Source document:
[Begin]

A TLS termination proxy as an unikernel


contruno is a TLS termination proxy is a proxy server that acts as an intermediary point between client and server applications, and is used to establish TLS tunnels with let's encrypt certificates.

From a Git repository which contains TLS certificates and private keys delivered by let's encrypt, the user is able launch into its private network a simple HTTP server. contruno does the bridge between the client which initiates a TLS tunnel with a specific certificate from the Git repository and its HTTP server.

contruno handles expiration of certificates and do the let's encrypt challenge (the HTTP challenge) when one of is expired. Then, it renegociates current connections with the new certificate and save it (with its private key) into the Git repository.

If contruno shutdowns, you can restart it and, from the same Git repository, it will restart the TLS termination proxy with all current certificates.

How to use it?

status: experimental

contruno wants few informations:

  • The Git repository
  • The SSH seed to generate (via fortuna) the private SSH key
  • A password
  • If you want to use production ready certificates or not
  • Email, certificate seed and account seed (optional)

The Git repository should be well formed. A tool exists, contruno.add to put a new certificate (with its private key) into the Git repository and signals the unikernel (via the password) to reload certificates.

How to compile the project?

The contruno repository provides three things: a contruno OCaml library, a contruno.add binary (used to configure the unikernel), and the contruno unikernel itself.

First, let's install the library and binary as opam packages:

git clone https://github.com/dinosaure/contruno && cd contruno
opam pin -y .

Building the unikernel requires mirage and dune:

opam install 'mirage>=4.0' 'dune>=3.0'

Next, let's build the unikernel. Due to a build system limitation, we need to copy the sources in unikernel/ somewhere else before building:

cp -r unikernel /tmp/ && cd /tmp/unikernel/
mirage configure -t hvt  # hvt for the KVM target
make depends
mirage build

And we now have a unikernel image dist/contruno.hvt ready to be deployed.

How to deploy the unikernel?

[End]

Directive:
From the contruno README, reproduce the passage that begins at the words "How to compile" and stops after "opam pin -y .", keeping every character unchanged. The material after this text plays no part in the work and can be left aside.

Data extract:
[Begin]

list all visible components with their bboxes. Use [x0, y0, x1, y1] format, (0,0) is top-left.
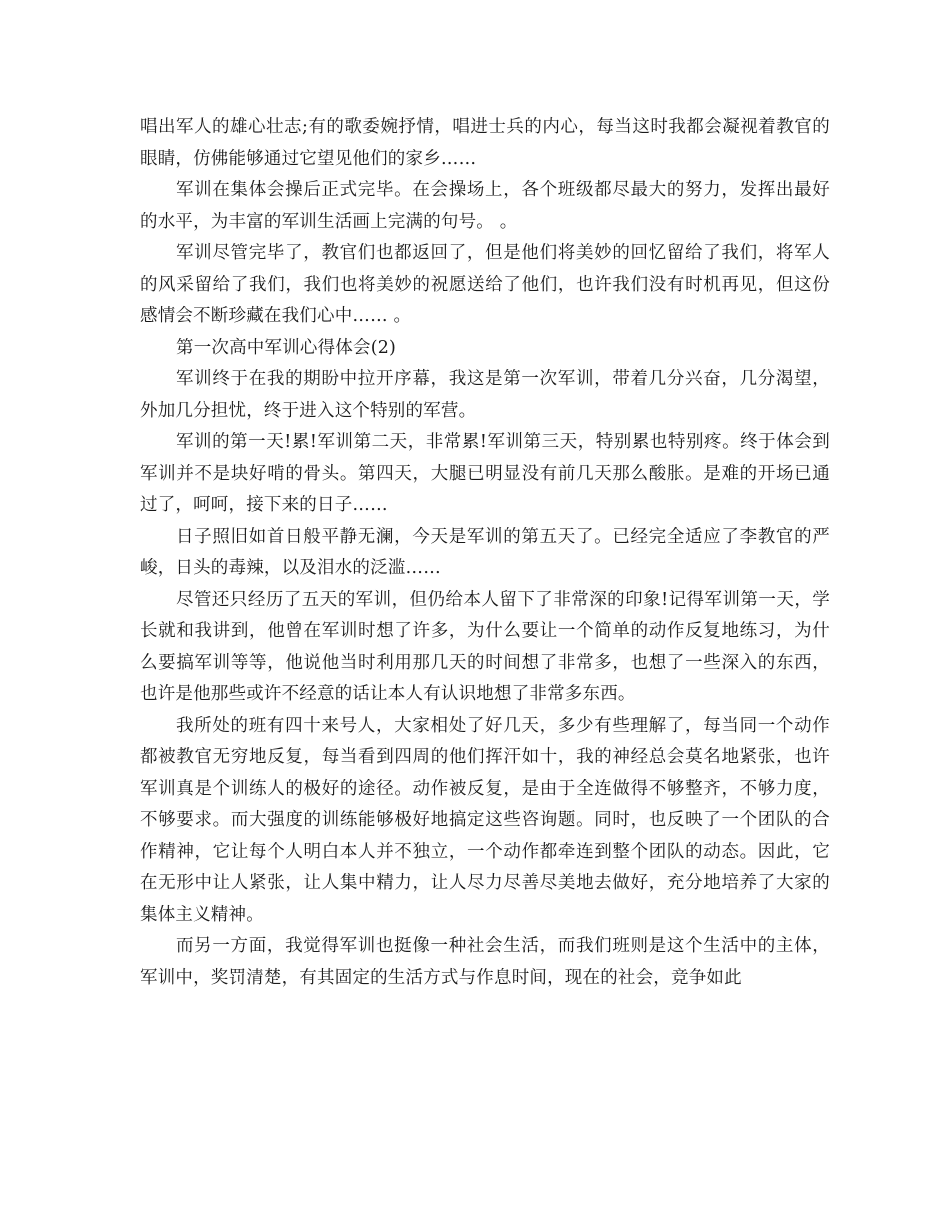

[End]

Reply:
How to compile the project?

The contruno repository provides three things: a contruno OCaml library, a contruno.add binary (used to configure the unikernel), and the contruno unikernel itself.

First, let's install the library and binary as opam packages:

git clone https://github.com/dinosaure/contruno && cd contruno
opam pin -y .